[Items from a data source]

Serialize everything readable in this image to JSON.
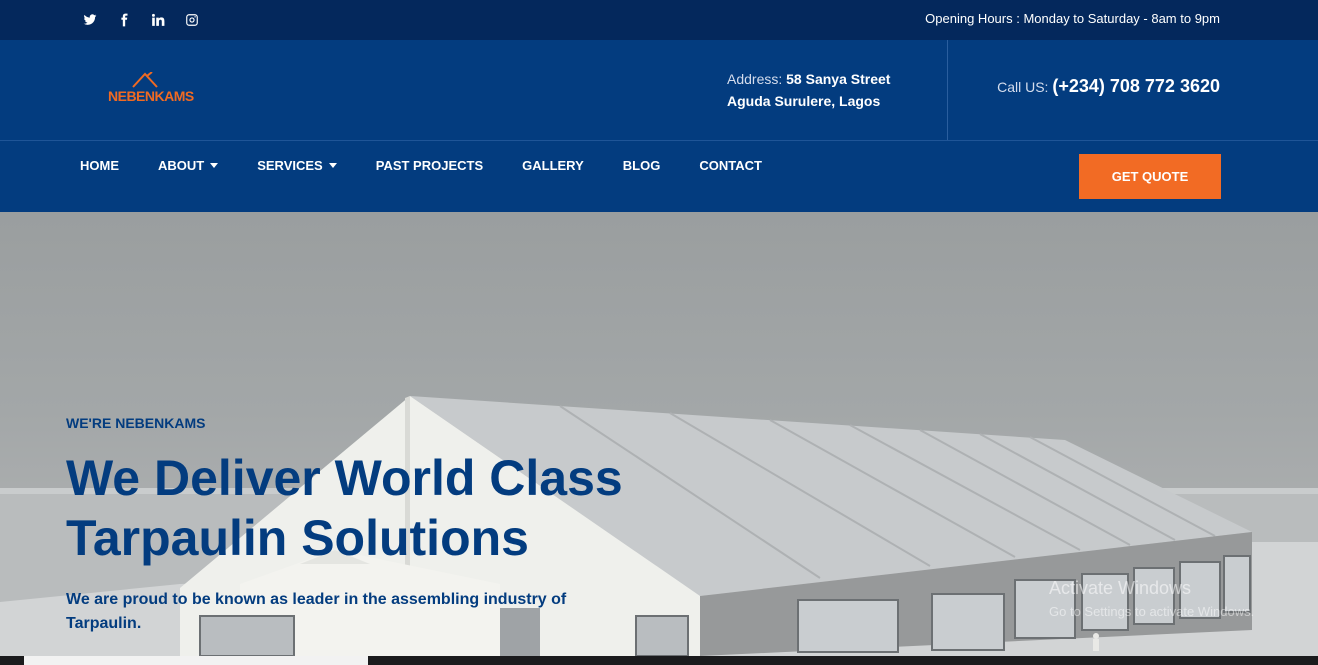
{
  "topbar": {
    "social": [
      "twitter-icon",
      "facebook-icon",
      "linkedin-icon",
      "instagram-icon"
    ],
    "hours": "Opening Hours : Monday to Saturday - 8am to 9pm"
  },
  "header": {
    "logo_text": "NEBENKAMS",
    "address_label": "Address:",
    "address_line1": "58 Sanya Street",
    "address_line2": "Aguda Surulere, Lagos",
    "call_label": "Call US:",
    "phone": "(+234) 708 772 3620"
  },
  "nav": {
    "items": [
      {
        "label": "HOME",
        "dropdown": false
      },
      {
        "label": "ABOUT",
        "dropdown": true
      },
      {
        "label": "SERVICES",
        "dropdown": true
      },
      {
        "label": "PAST PROJECTS",
        "dropdown": false
      },
      {
        "label": "GALLERY",
        "dropdown": false
      },
      {
        "label": "BLOG",
        "dropdown": false
      },
      {
        "label": "CONTACT",
        "dropdown": false
      }
    ],
    "cta": "GET QUOTE"
  },
  "hero": {
    "eyebrow": "WE'RE NEBENKAMS",
    "headline_line1": "We Deliver World Class",
    "headline_line2": "Tarpaulin Solutions",
    "subtext": "We are proud to be known as leader in the assembling industry of Tarpaulin."
  },
  "watermark": {
    "title": "Activate Windows",
    "subtitle": "Go to Settings to activate Windows."
  },
  "colors": {
    "topbar": "#04285c",
    "header": "#033c7f",
    "accent": "#f26b24"
  }
}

▶ [What is required]:
Leave out the pictures and output the rest of the material exactly as written.

▶ [The completed task]:
Serialize everything readable in this image to JSON.
{
  "topbar": {
    "social": [
      "twitter-icon",
      "facebook-icon",
      "linkedin-icon",
      "instagram-icon"
    ],
    "hours": "Opening Hours : Monday to Saturday - 8am to 9pm"
  },
  "header": {
    "logo_text": "NEBENKAMS",
    "address_label": "Address:",
    "address_line1": "58 Sanya Street",
    "address_line2": "Aguda Surulere, Lagos",
    "call_label": "Call US:",
    "phone": "(+234) 708 772 3620"
  },
  "nav": {
    "items": [
      {
        "label": "HOME",
        "dropdown": false
      },
      {
        "label": "ABOUT",
        "dropdown": true
      },
      {
        "label": "SERVICES",
        "dropdown": true
      },
      {
        "label": "PAST PROJECTS",
        "dropdown": false
      },
      {
        "label": "GALLERY",
        "dropdown": false
      },
      {
        "label": "BLOG",
        "dropdown": false
      },
      {
        "label": "CONTACT",
        "dropdown": false
      }
    ],
    "cta": "GET QUOTE"
  },
  "hero": {
    "eyebrow": "WE'RE NEBENKAMS",
    "headline_line1": "We Deliver World Class",
    "headline_line2": "Tarpaulin Solutions",
    "subtext": "We are proud to be known as leader in the assembling industry of Tarpaulin."
  },
  "watermark": {
    "title": "Activate Windows",
    "subtitle": "Go to Settings to activate Windows."
  },
  "colors": {
    "topbar": "#04285c",
    "header": "#033c7f",
    "accent": "#f26b24"
  }
}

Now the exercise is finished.